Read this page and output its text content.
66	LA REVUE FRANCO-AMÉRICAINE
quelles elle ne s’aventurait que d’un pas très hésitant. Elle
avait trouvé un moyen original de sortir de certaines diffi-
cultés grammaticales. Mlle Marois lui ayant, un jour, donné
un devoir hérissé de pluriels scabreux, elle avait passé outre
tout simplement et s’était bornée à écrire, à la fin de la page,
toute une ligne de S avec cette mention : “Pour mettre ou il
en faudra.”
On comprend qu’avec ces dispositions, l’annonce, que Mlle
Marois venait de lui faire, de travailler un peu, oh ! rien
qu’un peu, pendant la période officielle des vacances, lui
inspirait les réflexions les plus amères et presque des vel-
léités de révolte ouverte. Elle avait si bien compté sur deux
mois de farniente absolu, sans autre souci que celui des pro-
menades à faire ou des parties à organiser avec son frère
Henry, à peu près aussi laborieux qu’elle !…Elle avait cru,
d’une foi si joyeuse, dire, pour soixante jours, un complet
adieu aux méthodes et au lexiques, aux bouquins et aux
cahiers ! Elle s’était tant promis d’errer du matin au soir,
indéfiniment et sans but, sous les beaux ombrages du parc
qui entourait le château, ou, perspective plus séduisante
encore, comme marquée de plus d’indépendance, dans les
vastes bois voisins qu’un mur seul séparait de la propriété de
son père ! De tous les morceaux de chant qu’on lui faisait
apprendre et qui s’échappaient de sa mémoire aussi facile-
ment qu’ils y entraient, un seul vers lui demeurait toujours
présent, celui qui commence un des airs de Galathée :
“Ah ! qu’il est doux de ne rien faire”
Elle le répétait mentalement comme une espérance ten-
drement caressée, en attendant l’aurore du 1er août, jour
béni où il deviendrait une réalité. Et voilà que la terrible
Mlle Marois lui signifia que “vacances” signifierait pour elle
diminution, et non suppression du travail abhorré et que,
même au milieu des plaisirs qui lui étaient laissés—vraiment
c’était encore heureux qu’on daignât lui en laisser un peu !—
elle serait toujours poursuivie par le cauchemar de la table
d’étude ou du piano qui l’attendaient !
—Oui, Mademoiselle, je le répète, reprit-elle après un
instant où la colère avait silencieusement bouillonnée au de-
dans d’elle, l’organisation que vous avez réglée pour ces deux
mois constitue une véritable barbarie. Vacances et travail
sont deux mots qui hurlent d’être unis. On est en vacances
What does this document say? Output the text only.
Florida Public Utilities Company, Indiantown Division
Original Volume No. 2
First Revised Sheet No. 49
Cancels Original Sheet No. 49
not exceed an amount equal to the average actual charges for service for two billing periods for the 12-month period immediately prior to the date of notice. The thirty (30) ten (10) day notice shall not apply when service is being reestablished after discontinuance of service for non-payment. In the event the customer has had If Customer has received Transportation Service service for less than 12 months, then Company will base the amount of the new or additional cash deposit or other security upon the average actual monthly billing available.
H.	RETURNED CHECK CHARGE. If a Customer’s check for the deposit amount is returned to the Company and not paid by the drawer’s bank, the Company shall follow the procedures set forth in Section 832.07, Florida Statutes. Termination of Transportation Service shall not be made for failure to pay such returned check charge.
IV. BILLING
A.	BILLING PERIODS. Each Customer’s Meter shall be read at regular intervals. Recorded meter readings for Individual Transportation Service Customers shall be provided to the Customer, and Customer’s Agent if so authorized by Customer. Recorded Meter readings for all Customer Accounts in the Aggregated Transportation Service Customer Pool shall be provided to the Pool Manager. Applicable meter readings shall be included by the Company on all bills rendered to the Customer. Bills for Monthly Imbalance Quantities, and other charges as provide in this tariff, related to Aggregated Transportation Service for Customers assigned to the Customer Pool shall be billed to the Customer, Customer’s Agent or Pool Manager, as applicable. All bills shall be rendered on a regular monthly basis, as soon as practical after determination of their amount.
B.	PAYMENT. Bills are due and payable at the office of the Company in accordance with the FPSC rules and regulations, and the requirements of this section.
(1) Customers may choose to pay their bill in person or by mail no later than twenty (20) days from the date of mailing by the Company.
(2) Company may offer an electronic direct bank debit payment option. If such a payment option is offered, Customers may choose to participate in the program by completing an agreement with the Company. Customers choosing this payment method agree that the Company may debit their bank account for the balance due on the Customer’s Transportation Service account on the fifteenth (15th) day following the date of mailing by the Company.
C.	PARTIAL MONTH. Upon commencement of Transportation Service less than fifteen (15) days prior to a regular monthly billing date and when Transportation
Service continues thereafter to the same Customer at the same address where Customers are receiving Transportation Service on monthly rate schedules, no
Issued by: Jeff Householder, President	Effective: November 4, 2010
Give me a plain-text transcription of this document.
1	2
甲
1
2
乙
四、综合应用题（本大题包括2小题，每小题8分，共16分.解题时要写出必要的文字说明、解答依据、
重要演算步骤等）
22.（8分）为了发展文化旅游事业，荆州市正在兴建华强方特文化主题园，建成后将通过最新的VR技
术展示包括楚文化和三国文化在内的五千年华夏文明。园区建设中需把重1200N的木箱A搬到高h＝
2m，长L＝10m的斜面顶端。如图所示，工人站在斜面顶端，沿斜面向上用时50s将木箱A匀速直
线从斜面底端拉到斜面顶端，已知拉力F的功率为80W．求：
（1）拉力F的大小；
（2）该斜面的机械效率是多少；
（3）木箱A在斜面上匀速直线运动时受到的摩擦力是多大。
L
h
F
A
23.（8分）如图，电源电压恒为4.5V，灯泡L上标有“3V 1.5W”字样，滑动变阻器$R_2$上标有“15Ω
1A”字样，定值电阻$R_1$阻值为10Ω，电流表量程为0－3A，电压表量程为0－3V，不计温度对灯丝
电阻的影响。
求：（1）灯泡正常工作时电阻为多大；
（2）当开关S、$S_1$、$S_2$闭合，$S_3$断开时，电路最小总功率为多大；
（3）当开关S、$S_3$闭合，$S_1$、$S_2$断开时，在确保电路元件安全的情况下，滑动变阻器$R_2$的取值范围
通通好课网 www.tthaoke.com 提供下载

======

DIRECTIONS:
Transcribe every entry exactly.

ANSWER TO THIS TASK:
Read this page and output its text content.
66	LA REVUE FRANCO-AMÉRICAINE
quelles elle ne s’aventurait que d’un pas très hésitant. Elle
avait trouvé un moyen original de sortir de certaines diffi-
cultés grammaticales. Mlle Marois lui ayant, un jour, donné
un devoir hérissé de pluriels scabreux, elle avait passé outre
tout simplement et s’était bornée à écrire, à la fin de la page,
toute une ligne de S avec cette mention : “Pour mettre ou il
en faudra.”
On comprend qu’avec ces dispositions, l’annonce, que Mlle
Marois venait de lui faire, de travailler un peu, oh ! rien
qu’un peu, pendant la période officielle des vacances, lui
inspirait les réflexions les plus amères et presque des vel-
léités de révolte ouverte. Elle avait si bien compté sur deux
mois de farniente absolu, sans autre souci que celui des pro-
menades à faire ou des parties à organiser avec son frère
Henry, à peu près aussi laborieux qu’elle !…Elle avait cru,
d’une foi si joyeuse, dire, pour soixante jours, un complet
adieu aux méthodes et au lexiques, aux bouquins et aux
cahiers ! Elle s’était tant promis d’errer du matin au soir,
indéfiniment et sans but, sous les beaux ombrages du parc
qui entourait le château, ou, perspective plus séduisante
encore, comme marquée de plus d’indépendance, dans les
vastes bois voisins qu’un mur seul séparait de la propriété de
son père ! De tous les morceaux de chant qu’on lui faisait
apprendre et qui s’échappaient de sa mémoire aussi facile-
ment qu’ils y entraient, un seul vers lui demeurait toujours
présent, celui qui commence un des airs de Galathée :
“Ah ! qu’il est doux de ne rien faire”
Elle le répétait mentalement comme une espérance ten-
drement caressée, en attendant l’aurore du 1er août, jour
béni où il deviendrait une réalité. Et voilà que la terrible
Mlle Marois lui signifia que “vacances” signifierait pour elle
diminution, et non suppression du travail abhorré et que,
même au milieu des plaisirs qui lui étaient laissés—vraiment
c’était encore heureux qu’on daignât lui en laisser un peu !—
elle serait toujours poursuivie par le cauchemar de la table
d’étude ou du piano qui l’attendaient !
—Oui, Mademoiselle, je le répète, reprit-elle après un
instant où la colère avait silencieusement bouillonnée au de-
dans d’elle, l’organisation que vous avez réglée pour ces deux
mois constitue une véritable barbarie. Vacances et travail
sont deux mots qui hurlent d’être unis. On est en vacances
What does this document say? Output the text only.
Florida Public Utilities Company, Indiantown Division
Original Volume No. 2
First Revised Sheet No. 49
Cancels Original Sheet No. 49
not exceed an amount equal to the average actual charges for service for two billing periods for the 12-month period immediately prior to the date of notice. The thirty (30) ten (10) day notice shall not apply when service is being reestablished after discontinuance of service for non-payment. In the event the customer has had If Customer has received Transportation Service service for less than 12 months, then Company will base the amount of the new or additional cash deposit or other security upon the average actual monthly billing available.
H.	RETURNED CHECK CHARGE. If a Customer’s check for the deposit amount is returned to the Company and not paid by the drawer’s bank, the Company shall follow the procedures set forth in Section 832.07, Florida Statutes. Termination of Transportation Service shall not be made for failure to pay such returned check charge.
IV. BILLING
A.	BILLING PERIODS. Each Customer’s Meter shall be read at regular intervals. Recorded meter readings for Individual Transportation Service Customers shall be provided to the Customer, and Customer’s Agent if so authorized by Customer. Recorded Meter readings for all Customer Accounts in the Aggregated Transportation Service Customer Pool shall be provided to the Pool Manager. Applicable meter readings shall be included by the Company on all bills rendered to the Customer. Bills for Monthly Imbalance Quantities, and other charges as provide in this tariff, related to Aggregated Transportation Service for Customers assigned to the Customer Pool shall be billed to the Customer, Customer’s Agent or Pool Manager, as applicable. All bills shall be rendered on a regular monthly basis, as soon as practical after determination of their amount.
B.	PAYMENT. Bills are due and payable at the office of the Company in accordance with the FPSC rules and regulations, and the requirements of this section.
(1) Customers may choose to pay their bill in person or by mail no later than twenty (20) days from the date of mailing by the Company.
(2) Company may offer an electronic direct bank debit payment option. If such a payment option is offered, Customers may choose to participate in the program by completing an agreement with the Company. Customers choosing this payment method agree that the Company may debit their bank account for the balance due on the Customer’s Transportation Service account on the fifteenth (15th) day following the date of mailing by the Company.
C.	PARTIAL MONTH. Upon commencement of Transportation Service less than fifteen (15) days prior to a regular monthly billing date and when Transportation
Service continues thereafter to the same Customer at the same address where Customers are receiving Transportation Service on monthly rate schedules, no
Issued by: Jeff Householder, President	Effective: November 4, 2010
Give me a plain-text transcription of this document.
1	2
甲
1
2
乙
四、综合应用题（本大题包括2小题，每小题8分，共16分.解题时要写出必要的文字说明、解答依据、
重要演算步骤等）
22.（8分）为了发展文化旅游事业，荆州市正在兴建华强方特文化主题园，建成后将通过最新的VR技
术展示包括楚文化和三国文化在内的五千年华夏文明。园区建设中需把重1200N的木箱A搬到高h＝
2m，长L＝10m的斜面顶端。如图所示，工人站在斜面顶端，沿斜面向上用时50s将木箱A匀速直
线从斜面底端拉到斜面顶端，已知拉力F的功率为80W．求：
（1）拉力F的大小；
（2）该斜面的机械效率是多少；
（3）木箱A在斜面上匀速直线运动时受到的摩擦力是多大。
L
h
F
A
23.（8分）如图，电源电压恒为4.5V，灯泡L上标有“3V 1.5W”字样，滑动变阻器$R_2$上标有“15Ω
1A”字样，定值电阻$R_1$阻值为10Ω，电流表量程为0－3A，电压表量程为0－3V，不计温度对灯丝
电阻的影响。
求：（1）灯泡正常工作时电阻为多大；
（2）当开关S、$S_1$、$S_2$闭合，$S_3$断开时，电路最小总功率为多大；
（3）当开关S、$S_3$闭合，$S_1$、$S_2$断开时，在确保电路元件安全的情况下，滑动变阻器$R_2$的取值范围
通通好课网 www.tthaoke.com 提供下载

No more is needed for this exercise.